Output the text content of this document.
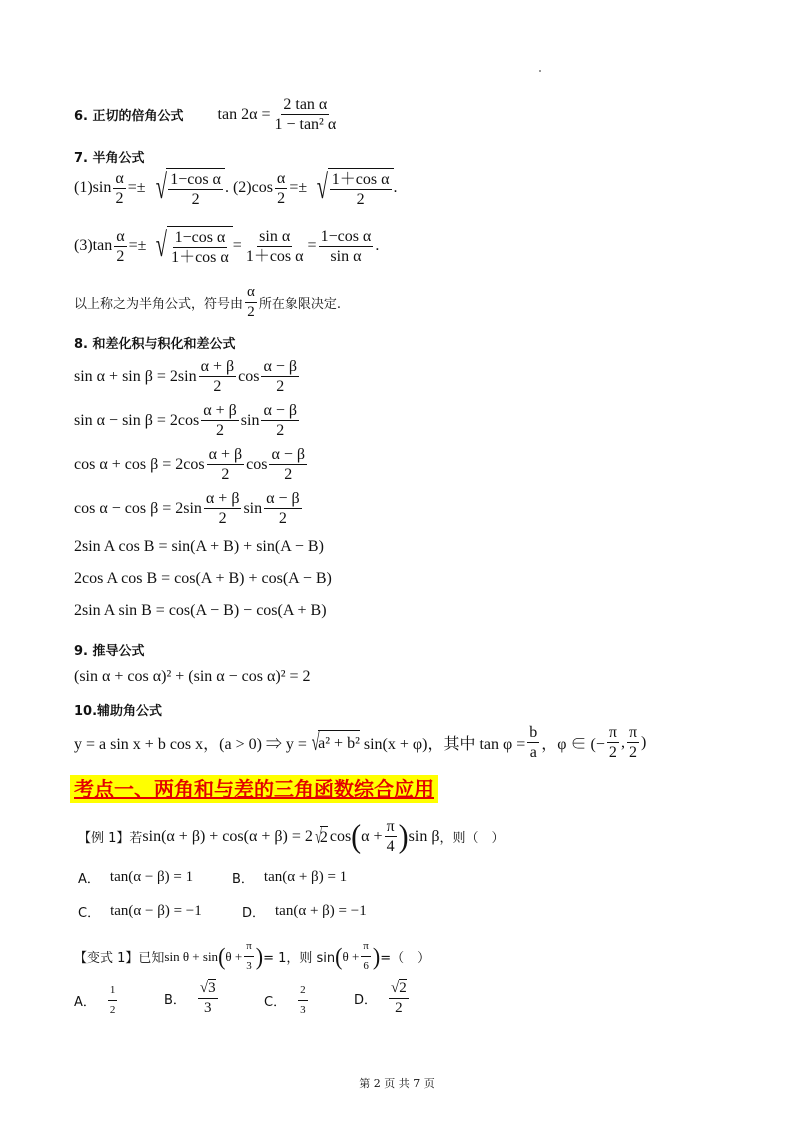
6. 正切的倍角公式 $\tan 2\alpha = \frac{\text{2 tan α}}{\text{1 − tan² α}}$
7. 半角公式
$(1)\sin \frac{\alpha}{2}$ =± √ 1−cos α
2
. $(2)\cos \frac{\alpha}{2}$ =± √ 1＋cos α
2
.
$(3)\tan \frac{\alpha}{2}$ =± √ 1−cos α
1＋cos α
= $\frac{\text{sin α}}{\text{1＋cos α}} = \frac{\text{1−cos α}}{\text{sin α}}$ .
以上称之为半角公式，符号由
α
2 所在象限决定.
8. 和差化积与积化和差公式
sin α + sin β = 2sin
α + β
2
cos
α − β
2
sin α − sin β = 2cos
α + β
2
sin
α − β
2
cos α + cos β = 2cos
α + β
2
cos
α − β
2
cos α − cos β = 2sin
α + β
2
sin
α − β
2
2sin A cos B = sin(A + B) + sin(A − B)
2cos A cos B = cos(A + B) + cos(A − B)
2sin A sin B = cos(A − B) − cos(A + B)
9. 推导公式
(sin α + cos α)² + (sin α − cos α)² = 2
10.辅助角公式
y = a sin x + b cos x，(a > 0) ⇒ y = √
a² + b² sin(x + φ)，其中 $\tan \varphi = \frac{b}{a}$ ，φ ∈ (− $\frac{\pi}{2}$ ,
π
2
)
考点一、两角和与差的三角函数综合应用
【例 1】若 sin(α + β) + cos(α + β) = 2 √
2 cos ( $\alpha + \frac{\pi}{4}$ ) sin β ，则（　）
A． tan(α − β) = 1	B． tan(α + β) = 1
C． tan(α − β) = −1	D． tan(α + β) = −1
【变式 1】已知 sin θ + sin ( $\theta + \frac{\pi}{3}$ ) = 1，则 sin ( $\theta + \frac{\pi}{6}$ ) =（　）
A．
1
2
B．
√3
3	C．
2
3
D．
√2
2
第 2 页 共 7 页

══════════

**Aim**
Give the number of lines in the entries that include the string "frac", and nothing more.

**Task answer**
8